_TASK PROMPT_. Say how many lines contain "with", using only the number.

_Records_.
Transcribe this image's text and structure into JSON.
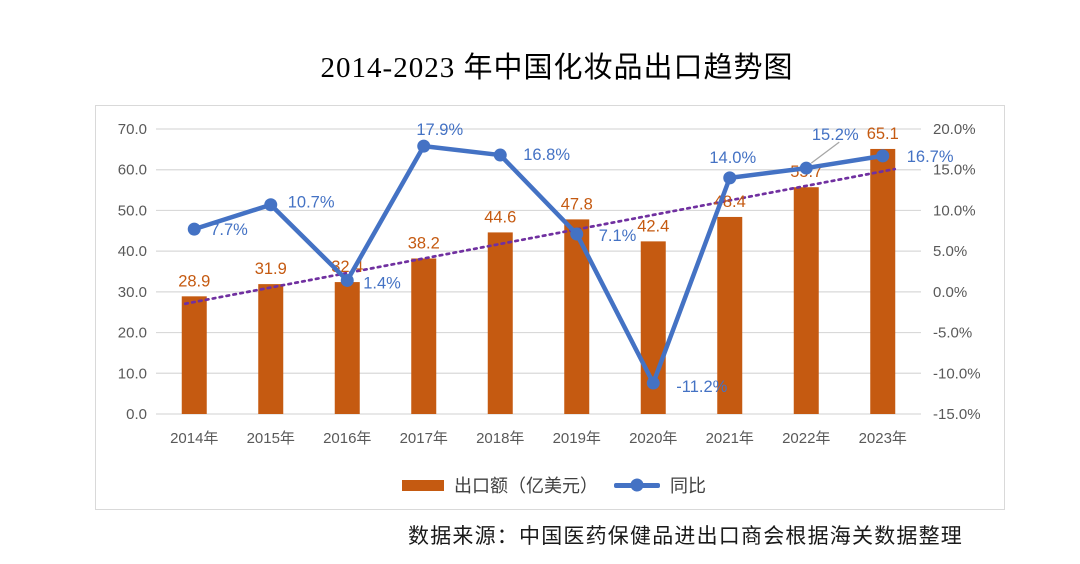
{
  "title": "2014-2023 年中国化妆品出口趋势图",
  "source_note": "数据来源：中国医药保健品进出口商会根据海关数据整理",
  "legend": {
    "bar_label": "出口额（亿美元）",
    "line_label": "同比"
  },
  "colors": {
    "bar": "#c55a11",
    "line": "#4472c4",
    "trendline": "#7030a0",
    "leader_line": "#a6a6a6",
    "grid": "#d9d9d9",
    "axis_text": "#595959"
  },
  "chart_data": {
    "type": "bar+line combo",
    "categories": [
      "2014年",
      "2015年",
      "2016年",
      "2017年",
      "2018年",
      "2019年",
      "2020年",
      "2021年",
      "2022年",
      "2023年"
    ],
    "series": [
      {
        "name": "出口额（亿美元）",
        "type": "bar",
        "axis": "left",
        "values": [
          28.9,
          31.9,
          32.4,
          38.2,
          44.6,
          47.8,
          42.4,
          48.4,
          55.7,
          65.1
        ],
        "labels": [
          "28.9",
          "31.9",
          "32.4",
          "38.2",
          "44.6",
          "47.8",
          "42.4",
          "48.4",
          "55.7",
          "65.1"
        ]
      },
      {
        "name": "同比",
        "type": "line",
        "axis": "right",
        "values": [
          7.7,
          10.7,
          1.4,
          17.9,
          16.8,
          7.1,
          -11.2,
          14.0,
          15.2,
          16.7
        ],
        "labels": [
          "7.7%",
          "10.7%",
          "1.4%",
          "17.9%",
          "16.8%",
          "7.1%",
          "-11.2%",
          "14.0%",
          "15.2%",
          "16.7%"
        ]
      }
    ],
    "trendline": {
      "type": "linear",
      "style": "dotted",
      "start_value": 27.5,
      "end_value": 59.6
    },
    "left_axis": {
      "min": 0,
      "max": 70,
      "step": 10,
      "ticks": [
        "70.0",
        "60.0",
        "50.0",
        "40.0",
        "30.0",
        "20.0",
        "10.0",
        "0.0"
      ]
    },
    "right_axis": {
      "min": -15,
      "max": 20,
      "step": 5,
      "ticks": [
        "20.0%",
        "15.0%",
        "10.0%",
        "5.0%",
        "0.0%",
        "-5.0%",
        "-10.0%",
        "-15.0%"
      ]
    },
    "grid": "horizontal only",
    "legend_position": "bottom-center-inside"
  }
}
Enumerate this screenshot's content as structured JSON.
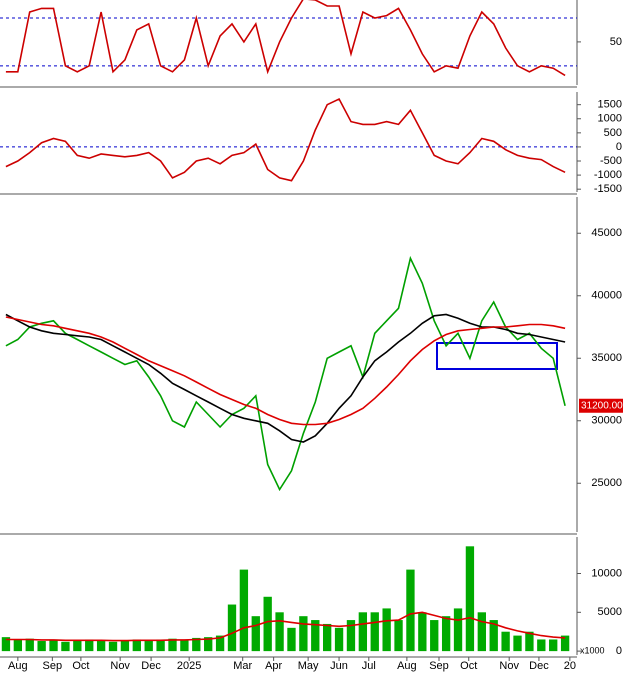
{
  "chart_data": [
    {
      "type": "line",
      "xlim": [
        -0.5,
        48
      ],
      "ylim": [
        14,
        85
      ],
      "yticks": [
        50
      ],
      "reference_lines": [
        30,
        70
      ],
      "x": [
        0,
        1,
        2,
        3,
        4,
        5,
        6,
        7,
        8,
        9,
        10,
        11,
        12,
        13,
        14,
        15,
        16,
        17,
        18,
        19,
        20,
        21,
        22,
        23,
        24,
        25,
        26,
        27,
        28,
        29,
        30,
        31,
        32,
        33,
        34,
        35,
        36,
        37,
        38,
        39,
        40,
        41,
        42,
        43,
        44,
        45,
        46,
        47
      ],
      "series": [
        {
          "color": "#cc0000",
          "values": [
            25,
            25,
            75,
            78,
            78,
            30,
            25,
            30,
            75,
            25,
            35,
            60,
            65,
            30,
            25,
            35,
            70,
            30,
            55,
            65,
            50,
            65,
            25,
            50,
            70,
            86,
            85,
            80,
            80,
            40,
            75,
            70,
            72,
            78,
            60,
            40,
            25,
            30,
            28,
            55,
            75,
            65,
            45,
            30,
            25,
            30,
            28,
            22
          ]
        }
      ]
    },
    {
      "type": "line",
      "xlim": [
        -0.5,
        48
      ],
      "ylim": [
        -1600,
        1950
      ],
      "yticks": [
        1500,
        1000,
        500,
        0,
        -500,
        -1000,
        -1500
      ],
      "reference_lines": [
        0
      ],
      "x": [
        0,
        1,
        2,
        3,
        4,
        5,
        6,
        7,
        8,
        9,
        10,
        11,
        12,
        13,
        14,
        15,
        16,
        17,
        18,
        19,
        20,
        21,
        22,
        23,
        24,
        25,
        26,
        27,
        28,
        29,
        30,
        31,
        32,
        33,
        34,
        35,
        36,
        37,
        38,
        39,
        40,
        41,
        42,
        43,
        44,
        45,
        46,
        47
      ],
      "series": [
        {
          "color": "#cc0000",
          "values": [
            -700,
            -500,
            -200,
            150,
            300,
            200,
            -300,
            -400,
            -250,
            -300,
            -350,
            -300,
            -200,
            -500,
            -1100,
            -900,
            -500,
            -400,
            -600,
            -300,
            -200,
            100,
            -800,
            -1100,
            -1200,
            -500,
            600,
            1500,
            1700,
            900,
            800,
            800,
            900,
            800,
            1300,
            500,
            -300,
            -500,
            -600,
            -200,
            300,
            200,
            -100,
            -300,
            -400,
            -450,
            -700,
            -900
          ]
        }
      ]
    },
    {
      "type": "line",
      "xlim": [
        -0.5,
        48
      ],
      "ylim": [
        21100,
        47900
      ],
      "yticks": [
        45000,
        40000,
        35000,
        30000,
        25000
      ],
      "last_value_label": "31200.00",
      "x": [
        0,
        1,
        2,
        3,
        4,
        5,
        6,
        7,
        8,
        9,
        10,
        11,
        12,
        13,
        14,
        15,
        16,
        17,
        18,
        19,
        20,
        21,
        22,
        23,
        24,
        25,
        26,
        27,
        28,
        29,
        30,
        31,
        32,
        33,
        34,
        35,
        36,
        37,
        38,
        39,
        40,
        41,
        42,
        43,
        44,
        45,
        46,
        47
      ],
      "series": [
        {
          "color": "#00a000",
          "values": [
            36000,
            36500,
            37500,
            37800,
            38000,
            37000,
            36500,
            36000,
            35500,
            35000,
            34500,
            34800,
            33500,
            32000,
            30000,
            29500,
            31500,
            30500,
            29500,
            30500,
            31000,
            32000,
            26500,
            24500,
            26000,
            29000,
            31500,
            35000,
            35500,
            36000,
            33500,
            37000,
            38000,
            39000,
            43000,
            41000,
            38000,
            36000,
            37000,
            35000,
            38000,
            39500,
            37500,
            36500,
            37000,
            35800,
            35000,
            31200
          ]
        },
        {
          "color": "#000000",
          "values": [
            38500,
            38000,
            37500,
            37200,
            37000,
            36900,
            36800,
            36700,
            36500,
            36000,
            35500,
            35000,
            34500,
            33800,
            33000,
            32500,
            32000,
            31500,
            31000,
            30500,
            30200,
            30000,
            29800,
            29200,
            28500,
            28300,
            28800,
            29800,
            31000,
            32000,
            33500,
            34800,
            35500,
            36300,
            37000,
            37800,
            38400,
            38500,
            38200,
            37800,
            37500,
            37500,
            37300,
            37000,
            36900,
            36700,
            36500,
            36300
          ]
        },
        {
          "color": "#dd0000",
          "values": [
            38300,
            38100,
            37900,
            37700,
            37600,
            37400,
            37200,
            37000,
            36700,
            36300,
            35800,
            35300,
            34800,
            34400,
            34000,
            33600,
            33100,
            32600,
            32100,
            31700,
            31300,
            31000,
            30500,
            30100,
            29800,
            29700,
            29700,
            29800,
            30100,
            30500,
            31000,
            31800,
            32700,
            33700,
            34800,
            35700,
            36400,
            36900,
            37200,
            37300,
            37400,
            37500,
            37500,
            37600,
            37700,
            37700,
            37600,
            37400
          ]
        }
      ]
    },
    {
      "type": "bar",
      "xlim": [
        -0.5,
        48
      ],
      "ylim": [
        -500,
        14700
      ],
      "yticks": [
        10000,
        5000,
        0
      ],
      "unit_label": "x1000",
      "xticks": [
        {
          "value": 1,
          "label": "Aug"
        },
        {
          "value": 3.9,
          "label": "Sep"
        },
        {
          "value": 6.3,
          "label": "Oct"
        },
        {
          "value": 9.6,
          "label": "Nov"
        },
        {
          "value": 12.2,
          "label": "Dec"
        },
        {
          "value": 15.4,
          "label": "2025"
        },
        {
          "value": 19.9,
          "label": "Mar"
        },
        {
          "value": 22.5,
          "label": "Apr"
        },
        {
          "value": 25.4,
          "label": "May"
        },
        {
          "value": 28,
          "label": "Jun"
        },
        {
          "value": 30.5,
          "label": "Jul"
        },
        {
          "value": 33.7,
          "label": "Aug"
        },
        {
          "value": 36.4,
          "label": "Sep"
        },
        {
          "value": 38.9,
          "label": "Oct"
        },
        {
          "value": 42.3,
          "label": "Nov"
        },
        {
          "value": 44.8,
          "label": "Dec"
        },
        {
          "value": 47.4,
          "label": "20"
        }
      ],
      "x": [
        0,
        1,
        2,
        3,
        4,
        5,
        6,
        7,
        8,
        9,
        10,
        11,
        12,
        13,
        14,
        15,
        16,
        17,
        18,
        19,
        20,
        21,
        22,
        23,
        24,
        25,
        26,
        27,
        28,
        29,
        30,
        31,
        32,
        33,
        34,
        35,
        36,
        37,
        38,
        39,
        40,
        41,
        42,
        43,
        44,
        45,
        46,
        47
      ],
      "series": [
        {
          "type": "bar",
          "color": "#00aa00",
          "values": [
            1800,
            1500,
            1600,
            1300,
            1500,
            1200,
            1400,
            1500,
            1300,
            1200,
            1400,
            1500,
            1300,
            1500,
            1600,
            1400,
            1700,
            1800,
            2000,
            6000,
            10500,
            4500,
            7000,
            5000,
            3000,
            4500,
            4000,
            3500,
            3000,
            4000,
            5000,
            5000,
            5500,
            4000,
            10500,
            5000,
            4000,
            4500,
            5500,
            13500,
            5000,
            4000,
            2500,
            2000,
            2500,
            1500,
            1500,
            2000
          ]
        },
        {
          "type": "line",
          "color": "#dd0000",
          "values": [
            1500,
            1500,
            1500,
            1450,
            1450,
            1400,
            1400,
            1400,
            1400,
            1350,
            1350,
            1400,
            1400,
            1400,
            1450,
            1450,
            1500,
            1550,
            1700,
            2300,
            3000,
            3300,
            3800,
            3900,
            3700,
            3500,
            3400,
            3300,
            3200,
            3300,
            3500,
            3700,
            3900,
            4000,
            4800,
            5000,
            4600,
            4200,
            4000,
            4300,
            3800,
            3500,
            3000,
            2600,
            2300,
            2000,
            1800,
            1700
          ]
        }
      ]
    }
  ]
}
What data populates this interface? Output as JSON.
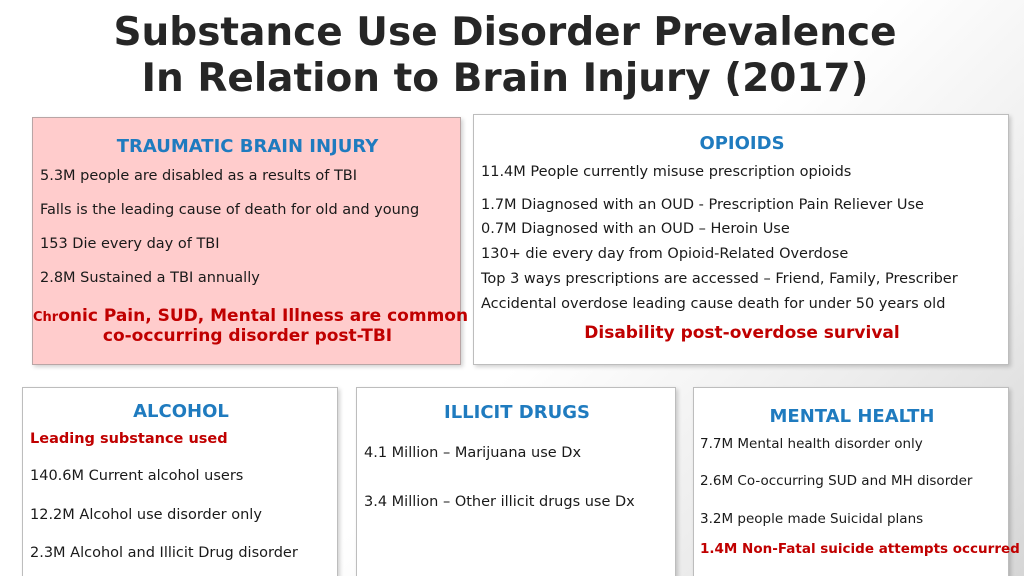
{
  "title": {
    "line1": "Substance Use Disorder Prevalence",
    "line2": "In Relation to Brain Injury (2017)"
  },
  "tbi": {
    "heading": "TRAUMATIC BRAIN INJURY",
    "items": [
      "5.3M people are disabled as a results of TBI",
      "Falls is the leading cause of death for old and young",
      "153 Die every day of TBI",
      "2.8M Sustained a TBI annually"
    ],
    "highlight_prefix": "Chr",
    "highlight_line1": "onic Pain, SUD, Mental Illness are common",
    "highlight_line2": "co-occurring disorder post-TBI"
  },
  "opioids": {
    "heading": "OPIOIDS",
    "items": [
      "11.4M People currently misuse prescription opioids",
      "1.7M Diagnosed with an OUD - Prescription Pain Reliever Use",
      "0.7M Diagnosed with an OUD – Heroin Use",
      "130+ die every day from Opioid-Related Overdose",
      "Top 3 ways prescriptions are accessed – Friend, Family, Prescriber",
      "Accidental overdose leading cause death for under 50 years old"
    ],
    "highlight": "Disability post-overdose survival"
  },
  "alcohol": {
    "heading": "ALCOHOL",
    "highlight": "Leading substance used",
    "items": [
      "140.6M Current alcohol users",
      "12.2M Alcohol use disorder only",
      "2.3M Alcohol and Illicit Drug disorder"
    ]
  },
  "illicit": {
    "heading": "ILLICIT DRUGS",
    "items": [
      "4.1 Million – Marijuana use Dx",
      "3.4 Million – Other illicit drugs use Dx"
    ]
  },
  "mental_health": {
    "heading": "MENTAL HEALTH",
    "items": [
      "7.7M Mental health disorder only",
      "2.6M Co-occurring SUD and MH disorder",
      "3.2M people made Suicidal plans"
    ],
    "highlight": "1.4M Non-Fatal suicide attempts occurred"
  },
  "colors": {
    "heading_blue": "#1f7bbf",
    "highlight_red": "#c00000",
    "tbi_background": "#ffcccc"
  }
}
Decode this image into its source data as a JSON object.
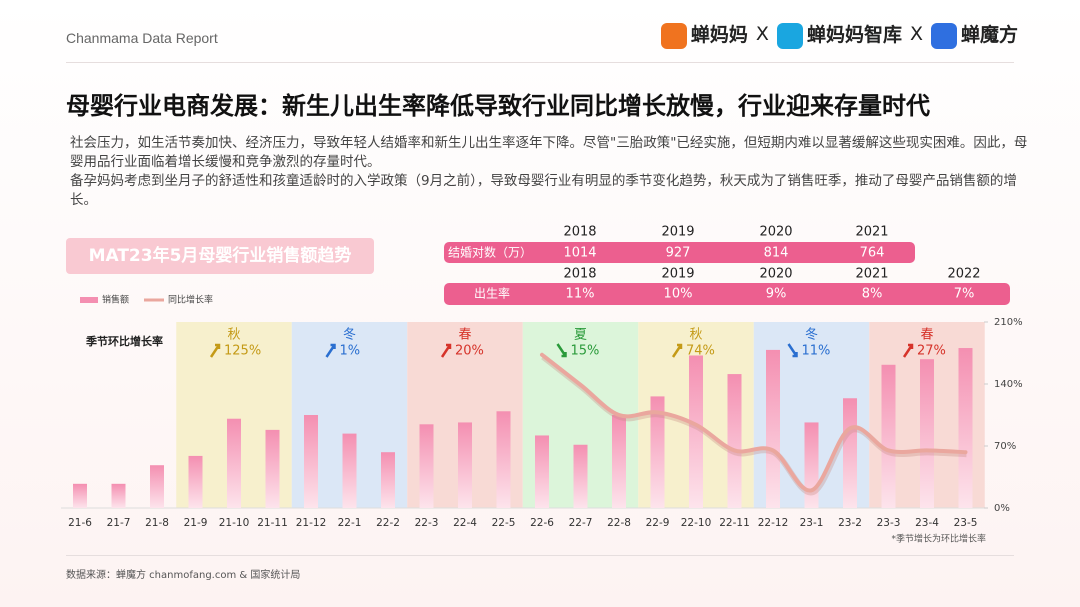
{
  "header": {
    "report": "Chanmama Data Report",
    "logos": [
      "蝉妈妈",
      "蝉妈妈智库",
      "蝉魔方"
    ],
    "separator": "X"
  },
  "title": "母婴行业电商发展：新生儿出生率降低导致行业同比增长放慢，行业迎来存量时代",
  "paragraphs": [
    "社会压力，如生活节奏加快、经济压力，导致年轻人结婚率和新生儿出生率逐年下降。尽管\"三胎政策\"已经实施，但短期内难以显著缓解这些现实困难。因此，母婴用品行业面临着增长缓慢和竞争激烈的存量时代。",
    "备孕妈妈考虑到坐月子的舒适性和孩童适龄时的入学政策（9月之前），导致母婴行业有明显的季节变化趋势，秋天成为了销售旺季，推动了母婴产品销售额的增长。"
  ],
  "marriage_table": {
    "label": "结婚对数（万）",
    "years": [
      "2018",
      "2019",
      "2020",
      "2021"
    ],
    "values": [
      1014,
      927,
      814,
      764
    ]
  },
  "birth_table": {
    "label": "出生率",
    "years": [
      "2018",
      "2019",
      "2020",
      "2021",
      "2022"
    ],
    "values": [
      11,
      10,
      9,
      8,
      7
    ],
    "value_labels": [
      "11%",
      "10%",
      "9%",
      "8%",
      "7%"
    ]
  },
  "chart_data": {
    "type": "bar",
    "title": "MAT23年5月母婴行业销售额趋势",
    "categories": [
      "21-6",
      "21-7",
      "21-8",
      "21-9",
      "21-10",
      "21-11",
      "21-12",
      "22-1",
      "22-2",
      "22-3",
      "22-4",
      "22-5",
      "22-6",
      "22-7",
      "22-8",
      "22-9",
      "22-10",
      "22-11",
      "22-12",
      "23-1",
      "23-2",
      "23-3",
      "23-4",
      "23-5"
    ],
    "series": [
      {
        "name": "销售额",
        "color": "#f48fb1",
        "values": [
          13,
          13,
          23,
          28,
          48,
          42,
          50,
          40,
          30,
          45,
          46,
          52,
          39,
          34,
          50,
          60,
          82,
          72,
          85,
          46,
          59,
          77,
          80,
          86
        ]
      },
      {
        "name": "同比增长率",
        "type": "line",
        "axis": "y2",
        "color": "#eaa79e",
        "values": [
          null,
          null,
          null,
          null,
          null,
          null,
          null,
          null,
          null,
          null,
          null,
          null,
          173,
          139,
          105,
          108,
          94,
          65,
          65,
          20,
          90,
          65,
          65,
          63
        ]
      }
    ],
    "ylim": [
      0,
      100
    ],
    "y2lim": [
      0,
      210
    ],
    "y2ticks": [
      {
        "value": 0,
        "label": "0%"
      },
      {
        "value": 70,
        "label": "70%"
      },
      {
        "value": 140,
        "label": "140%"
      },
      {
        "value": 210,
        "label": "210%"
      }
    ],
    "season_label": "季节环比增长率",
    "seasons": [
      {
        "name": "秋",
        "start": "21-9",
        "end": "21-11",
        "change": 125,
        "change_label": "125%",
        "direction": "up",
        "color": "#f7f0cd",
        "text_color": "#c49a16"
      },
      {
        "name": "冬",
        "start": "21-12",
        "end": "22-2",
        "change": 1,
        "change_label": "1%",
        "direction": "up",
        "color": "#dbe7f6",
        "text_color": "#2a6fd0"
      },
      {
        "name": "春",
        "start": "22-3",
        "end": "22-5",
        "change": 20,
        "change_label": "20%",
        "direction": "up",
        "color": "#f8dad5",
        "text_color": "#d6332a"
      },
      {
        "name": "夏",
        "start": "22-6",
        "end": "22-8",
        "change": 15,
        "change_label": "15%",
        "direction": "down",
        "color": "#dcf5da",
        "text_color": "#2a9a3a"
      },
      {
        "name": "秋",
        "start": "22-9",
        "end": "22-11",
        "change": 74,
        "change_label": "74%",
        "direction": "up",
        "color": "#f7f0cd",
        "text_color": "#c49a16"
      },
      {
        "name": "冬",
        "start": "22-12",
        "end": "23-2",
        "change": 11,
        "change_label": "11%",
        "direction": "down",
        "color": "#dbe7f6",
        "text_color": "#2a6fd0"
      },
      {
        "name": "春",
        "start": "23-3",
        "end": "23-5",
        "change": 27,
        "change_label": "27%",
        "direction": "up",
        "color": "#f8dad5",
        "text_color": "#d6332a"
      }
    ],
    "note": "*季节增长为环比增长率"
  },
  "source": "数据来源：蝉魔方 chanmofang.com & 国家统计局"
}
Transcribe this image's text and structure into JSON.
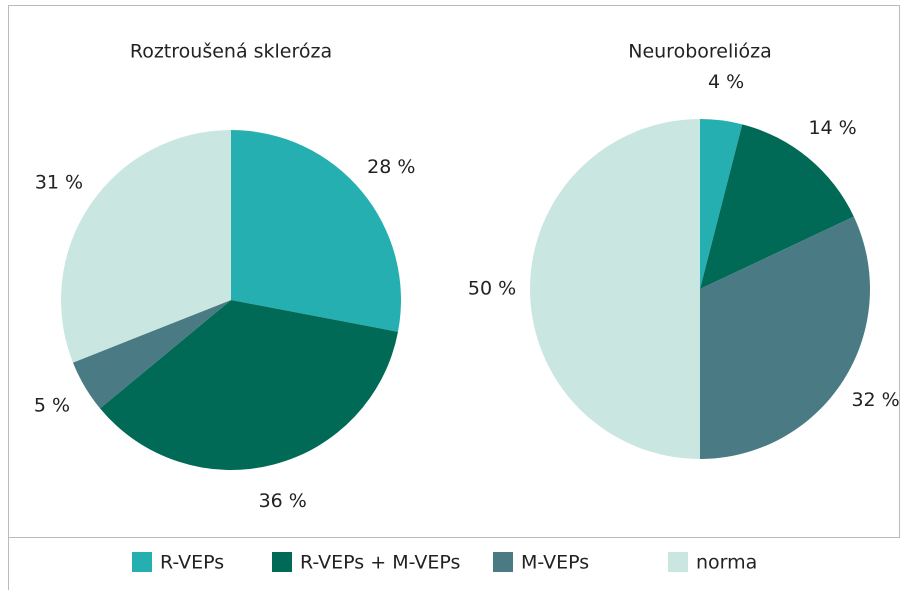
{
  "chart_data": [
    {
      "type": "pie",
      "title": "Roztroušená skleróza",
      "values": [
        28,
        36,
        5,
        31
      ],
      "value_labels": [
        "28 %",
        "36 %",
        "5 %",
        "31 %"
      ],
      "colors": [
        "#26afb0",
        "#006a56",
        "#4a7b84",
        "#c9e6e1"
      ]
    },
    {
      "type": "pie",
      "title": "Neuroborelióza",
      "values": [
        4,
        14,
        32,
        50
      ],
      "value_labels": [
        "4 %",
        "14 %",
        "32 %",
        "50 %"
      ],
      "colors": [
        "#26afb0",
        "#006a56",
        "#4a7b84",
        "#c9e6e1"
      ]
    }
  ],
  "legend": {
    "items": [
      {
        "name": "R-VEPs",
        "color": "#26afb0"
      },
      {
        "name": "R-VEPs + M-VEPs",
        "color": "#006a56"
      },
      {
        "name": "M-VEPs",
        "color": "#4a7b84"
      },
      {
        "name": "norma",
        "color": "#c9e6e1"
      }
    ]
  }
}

_COMPLETE ANSWER_. 2